## STATED GOAL
Write out the listing in full, matching it word for word.

[Rows from a figure dataset]

◇ ◇ ◇ ◇ ◇ ◇ ◇

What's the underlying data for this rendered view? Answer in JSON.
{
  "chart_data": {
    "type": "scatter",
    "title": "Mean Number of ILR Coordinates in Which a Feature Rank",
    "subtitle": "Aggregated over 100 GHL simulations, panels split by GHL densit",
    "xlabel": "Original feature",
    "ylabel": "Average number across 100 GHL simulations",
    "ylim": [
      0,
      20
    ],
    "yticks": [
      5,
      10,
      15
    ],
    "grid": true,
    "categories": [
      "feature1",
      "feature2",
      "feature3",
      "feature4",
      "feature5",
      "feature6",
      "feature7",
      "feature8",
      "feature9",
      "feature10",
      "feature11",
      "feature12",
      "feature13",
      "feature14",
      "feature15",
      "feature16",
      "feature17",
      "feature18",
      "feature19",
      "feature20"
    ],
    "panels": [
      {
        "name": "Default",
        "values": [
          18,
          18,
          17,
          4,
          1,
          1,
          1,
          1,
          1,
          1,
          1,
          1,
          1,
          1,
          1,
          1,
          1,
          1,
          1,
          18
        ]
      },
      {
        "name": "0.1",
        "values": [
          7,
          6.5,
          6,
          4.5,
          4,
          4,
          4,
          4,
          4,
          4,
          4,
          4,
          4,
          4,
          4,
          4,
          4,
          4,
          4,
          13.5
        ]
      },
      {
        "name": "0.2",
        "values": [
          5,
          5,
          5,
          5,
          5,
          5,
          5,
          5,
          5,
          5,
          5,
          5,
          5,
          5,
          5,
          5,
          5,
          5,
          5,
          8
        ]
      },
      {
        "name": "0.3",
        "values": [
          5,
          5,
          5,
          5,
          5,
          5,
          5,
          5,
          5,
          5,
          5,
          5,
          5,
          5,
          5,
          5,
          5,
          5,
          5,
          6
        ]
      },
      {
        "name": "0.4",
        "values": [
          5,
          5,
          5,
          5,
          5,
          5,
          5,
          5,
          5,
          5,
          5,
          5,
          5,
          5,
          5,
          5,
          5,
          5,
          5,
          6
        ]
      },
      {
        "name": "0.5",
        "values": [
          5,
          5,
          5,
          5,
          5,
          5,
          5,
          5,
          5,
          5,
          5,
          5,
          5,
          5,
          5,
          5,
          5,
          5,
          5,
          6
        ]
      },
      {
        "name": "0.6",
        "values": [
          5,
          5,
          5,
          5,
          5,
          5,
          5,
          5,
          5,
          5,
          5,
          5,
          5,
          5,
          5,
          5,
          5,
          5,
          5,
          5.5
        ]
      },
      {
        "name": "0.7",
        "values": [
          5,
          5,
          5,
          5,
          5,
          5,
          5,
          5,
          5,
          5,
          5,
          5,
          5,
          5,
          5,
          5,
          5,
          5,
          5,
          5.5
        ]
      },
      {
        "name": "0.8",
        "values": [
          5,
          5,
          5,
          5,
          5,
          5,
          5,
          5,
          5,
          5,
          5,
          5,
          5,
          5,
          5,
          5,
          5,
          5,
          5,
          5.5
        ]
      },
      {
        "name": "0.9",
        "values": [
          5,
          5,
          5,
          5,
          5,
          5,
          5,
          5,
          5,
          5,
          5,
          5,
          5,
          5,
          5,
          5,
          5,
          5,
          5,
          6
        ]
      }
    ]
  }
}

◇ ◇ ◇ ◇ ◇ ◇ ◇

## WRITTEN RESPONSE
What's the underlying data for this rendered view? Answer in JSON.
{
  "chart_data": {
    "type": "scatter",
    "title": "Mean Number of ILR Coordinates in Which a Feature Rank",
    "subtitle": "Aggregated over 100 GHL simulations, panels split by GHL densit",
    "xlabel": "Original feature",
    "ylabel": "Average number across 100 GHL simulations",
    "ylim": [
      0,
      20
    ],
    "yticks": [
      5,
      10,
      15
    ],
    "grid": true,
    "categories": [
      "feature1",
      "feature2",
      "feature3",
      "feature4",
      "feature5",
      "feature6",
      "feature7",
      "feature8",
      "feature9",
      "feature10",
      "feature11",
      "feature12",
      "feature13",
      "feature14",
      "feature15",
      "feature16",
      "feature17",
      "feature18",
      "feature19",
      "feature20"
    ],
    "panels": [
      {
        "name": "Default",
        "values": [
          18,
          18,
          17,
          4,
          1,
          1,
          1,
          1,
          1,
          1,
          1,
          1,
          1,
          1,
          1,
          1,
          1,
          1,
          1,
          18
        ]
      },
      {
        "name": "0.1",
        "values": [
          7,
          6.5,
          6,
          4.5,
          4,
          4,
          4,
          4,
          4,
          4,
          4,
          4,
          4,
          4,
          4,
          4,
          4,
          4,
          4,
          13.5
        ]
      },
      {
        "name": "0.2",
        "values": [
          5,
          5,
          5,
          5,
          5,
          5,
          5,
          5,
          5,
          5,
          5,
          5,
          5,
          5,
          5,
          5,
          5,
          5,
          5,
          8
        ]
      },
      {
        "name": "0.3",
        "values": [
          5,
          5,
          5,
          5,
          5,
          5,
          5,
          5,
          5,
          5,
          5,
          5,
          5,
          5,
          5,
          5,
          5,
          5,
          5,
          6
        ]
      },
      {
        "name": "0.4",
        "values": [
          5,
          5,
          5,
          5,
          5,
          5,
          5,
          5,
          5,
          5,
          5,
          5,
          5,
          5,
          5,
          5,
          5,
          5,
          5,
          6
        ]
      },
      {
        "name": "0.5",
        "values": [
          5,
          5,
          5,
          5,
          5,
          5,
          5,
          5,
          5,
          5,
          5,
          5,
          5,
          5,
          5,
          5,
          5,
          5,
          5,
          6
        ]
      },
      {
        "name": "0.6",
        "values": [
          5,
          5,
          5,
          5,
          5,
          5,
          5,
          5,
          5,
          5,
          5,
          5,
          5,
          5,
          5,
          5,
          5,
          5,
          5,
          5.5
        ]
      },
      {
        "name": "0.7",
        "values": [
          5,
          5,
          5,
          5,
          5,
          5,
          5,
          5,
          5,
          5,
          5,
          5,
          5,
          5,
          5,
          5,
          5,
          5,
          5,
          5.5
        ]
      },
      {
        "name": "0.8",
        "values": [
          5,
          5,
          5,
          5,
          5,
          5,
          5,
          5,
          5,
          5,
          5,
          5,
          5,
          5,
          5,
          5,
          5,
          5,
          5,
          5.5
        ]
      },
      {
        "name": "0.9",
        "values": [
          5,
          5,
          5,
          5,
          5,
          5,
          5,
          5,
          5,
          5,
          5,
          5,
          5,
          5,
          5,
          5,
          5,
          5,
          5,
          6
        ]
      }
    ]
  }
}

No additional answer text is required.